Quote every line of the material beneath this one.

Records for this exercise:

● ● ● ● ● ● ●

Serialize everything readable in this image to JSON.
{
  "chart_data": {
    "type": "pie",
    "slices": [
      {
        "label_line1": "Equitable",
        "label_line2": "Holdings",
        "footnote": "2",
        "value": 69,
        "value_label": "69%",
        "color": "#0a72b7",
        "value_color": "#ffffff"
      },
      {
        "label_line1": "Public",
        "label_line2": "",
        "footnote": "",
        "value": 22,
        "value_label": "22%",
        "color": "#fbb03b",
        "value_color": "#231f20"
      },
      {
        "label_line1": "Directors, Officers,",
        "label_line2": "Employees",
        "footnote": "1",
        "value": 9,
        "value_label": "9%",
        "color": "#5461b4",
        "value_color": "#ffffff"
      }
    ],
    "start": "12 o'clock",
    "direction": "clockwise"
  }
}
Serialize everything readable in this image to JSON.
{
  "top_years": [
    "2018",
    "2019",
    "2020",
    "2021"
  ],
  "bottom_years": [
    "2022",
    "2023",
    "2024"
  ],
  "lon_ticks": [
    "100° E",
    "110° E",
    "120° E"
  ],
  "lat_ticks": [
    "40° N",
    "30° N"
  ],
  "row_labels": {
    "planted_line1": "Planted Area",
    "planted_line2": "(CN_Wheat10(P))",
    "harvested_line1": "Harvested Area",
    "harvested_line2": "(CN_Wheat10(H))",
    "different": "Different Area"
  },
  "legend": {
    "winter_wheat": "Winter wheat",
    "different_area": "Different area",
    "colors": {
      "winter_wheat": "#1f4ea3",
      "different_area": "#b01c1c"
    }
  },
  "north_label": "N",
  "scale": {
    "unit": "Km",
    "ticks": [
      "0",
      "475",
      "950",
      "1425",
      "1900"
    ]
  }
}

● ● ● ● ● ● ●

Expected answer:
Serialize everything readable in this image to JSON.
{
  "chart_data": {
    "type": "pie",
    "slices": [
      {
        "label_line1": "Equitable",
        "label_line2": "Holdings",
        "footnote": "2",
        "value": 69,
        "value_label": "69%",
        "color": "#0a72b7",
        "value_color": "#ffffff"
      },
      {
        "label_line1": "Public",
        "label_line2": "",
        "footnote": "",
        "value": 22,
        "value_label": "22%",
        "color": "#fbb03b",
        "value_color": "#231f20"
      },
      {
        "label_line1": "Directors, Officers,",
        "label_line2": "Employees",
        "footnote": "1",
        "value": 9,
        "value_label": "9%",
        "color": "#5461b4",
        "value_color": "#ffffff"
      }
    ],
    "start": "12 o'clock",
    "direction": "clockwise"
  }
}
Serialize everything readable in this image to JSON.
{
  "top_years": [
    "2018",
    "2019",
    "2020",
    "2021"
  ],
  "bottom_years": [
    "2022",
    "2023",
    "2024"
  ],
  "lon_ticks": [
    "100° E",
    "110° E",
    "120° E"
  ],
  "lat_ticks": [
    "40° N",
    "30° N"
  ],
  "row_labels": {
    "planted_line1": "Planted Area",
    "planted_line2": "(CN_Wheat10(P))",
    "harvested_line1": "Harvested Area",
    "harvested_line2": "(CN_Wheat10(H))",
    "different": "Different Area"
  },
  "legend": {
    "winter_wheat": "Winter wheat",
    "different_area": "Different area",
    "colors": {
      "winter_wheat": "#1f4ea3",
      "different_area": "#b01c1c"
    }
  },
  "north_label": "N",
  "scale": {
    "unit": "Km",
    "ticks": [
      "0",
      "475",
      "950",
      "1425",
      "1900"
    ]
  }
}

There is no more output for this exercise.